Transcribe the listing word for word.

====== Dataset extract ======

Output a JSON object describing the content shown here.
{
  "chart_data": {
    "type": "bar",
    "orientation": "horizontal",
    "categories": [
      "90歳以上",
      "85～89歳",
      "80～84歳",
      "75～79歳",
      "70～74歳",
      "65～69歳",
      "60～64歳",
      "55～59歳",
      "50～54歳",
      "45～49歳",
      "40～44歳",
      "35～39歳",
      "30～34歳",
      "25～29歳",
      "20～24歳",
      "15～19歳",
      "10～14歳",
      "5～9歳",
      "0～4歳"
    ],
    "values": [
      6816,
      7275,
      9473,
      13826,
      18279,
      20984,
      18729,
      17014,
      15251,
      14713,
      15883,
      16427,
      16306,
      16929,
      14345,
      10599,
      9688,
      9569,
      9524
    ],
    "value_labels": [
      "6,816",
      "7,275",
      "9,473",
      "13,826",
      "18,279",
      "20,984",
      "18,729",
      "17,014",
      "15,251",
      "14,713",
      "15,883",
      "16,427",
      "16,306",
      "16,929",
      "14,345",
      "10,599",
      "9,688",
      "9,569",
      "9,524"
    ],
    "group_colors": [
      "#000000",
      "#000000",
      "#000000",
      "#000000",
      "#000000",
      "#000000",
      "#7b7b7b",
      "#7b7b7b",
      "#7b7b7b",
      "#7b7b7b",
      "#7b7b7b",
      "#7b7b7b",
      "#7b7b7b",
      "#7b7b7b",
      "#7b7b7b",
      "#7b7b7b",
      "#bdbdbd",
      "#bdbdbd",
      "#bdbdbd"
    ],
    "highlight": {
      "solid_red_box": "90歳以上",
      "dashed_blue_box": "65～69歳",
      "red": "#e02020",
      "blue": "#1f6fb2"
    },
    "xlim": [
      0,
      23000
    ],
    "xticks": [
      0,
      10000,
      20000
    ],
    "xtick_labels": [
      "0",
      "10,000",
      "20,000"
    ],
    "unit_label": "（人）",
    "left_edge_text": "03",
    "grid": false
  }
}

======

Solution:
Output a JSON object describing the content shown here.
{
  "chart_data": {
    "type": "bar",
    "orientation": "horizontal",
    "categories": [
      "90歳以上",
      "85～89歳",
      "80～84歳",
      "75～79歳",
      "70～74歳",
      "65～69歳",
      "60～64歳",
      "55～59歳",
      "50～54歳",
      "45～49歳",
      "40～44歳",
      "35～39歳",
      "30～34歳",
      "25～29歳",
      "20～24歳",
      "15～19歳",
      "10～14歳",
      "5～9歳",
      "0～4歳"
    ],
    "values": [
      6816,
      7275,
      9473,
      13826,
      18279,
      20984,
      18729,
      17014,
      15251,
      14713,
      15883,
      16427,
      16306,
      16929,
      14345,
      10599,
      9688,
      9569,
      9524
    ],
    "value_labels": [
      "6,816",
      "7,275",
      "9,473",
      "13,826",
      "18,279",
      "20,984",
      "18,729",
      "17,014",
      "15,251",
      "14,713",
      "15,883",
      "16,427",
      "16,306",
      "16,929",
      "14,345",
      "10,599",
      "9,688",
      "9,569",
      "9,524"
    ],
    "group_colors": [
      "#000000",
      "#000000",
      "#000000",
      "#000000",
      "#000000",
      "#000000",
      "#7b7b7b",
      "#7b7b7b",
      "#7b7b7b",
      "#7b7b7b",
      "#7b7b7b",
      "#7b7b7b",
      "#7b7b7b",
      "#7b7b7b",
      "#7b7b7b",
      "#7b7b7b",
      "#bdbdbd",
      "#bdbdbd",
      "#bdbdbd"
    ],
    "highlight": {
      "solid_red_box": "90歳以上",
      "dashed_blue_box": "65～69歳",
      "red": "#e02020",
      "blue": "#1f6fb2"
    },
    "xlim": [
      0,
      23000
    ],
    "xticks": [
      0,
      10000,
      20000
    ],
    "xtick_labels": [
      "0",
      "10,000",
      "20,000"
    ],
    "unit_label": "（人）",
    "left_edge_text": "03",
    "grid": false
  }
}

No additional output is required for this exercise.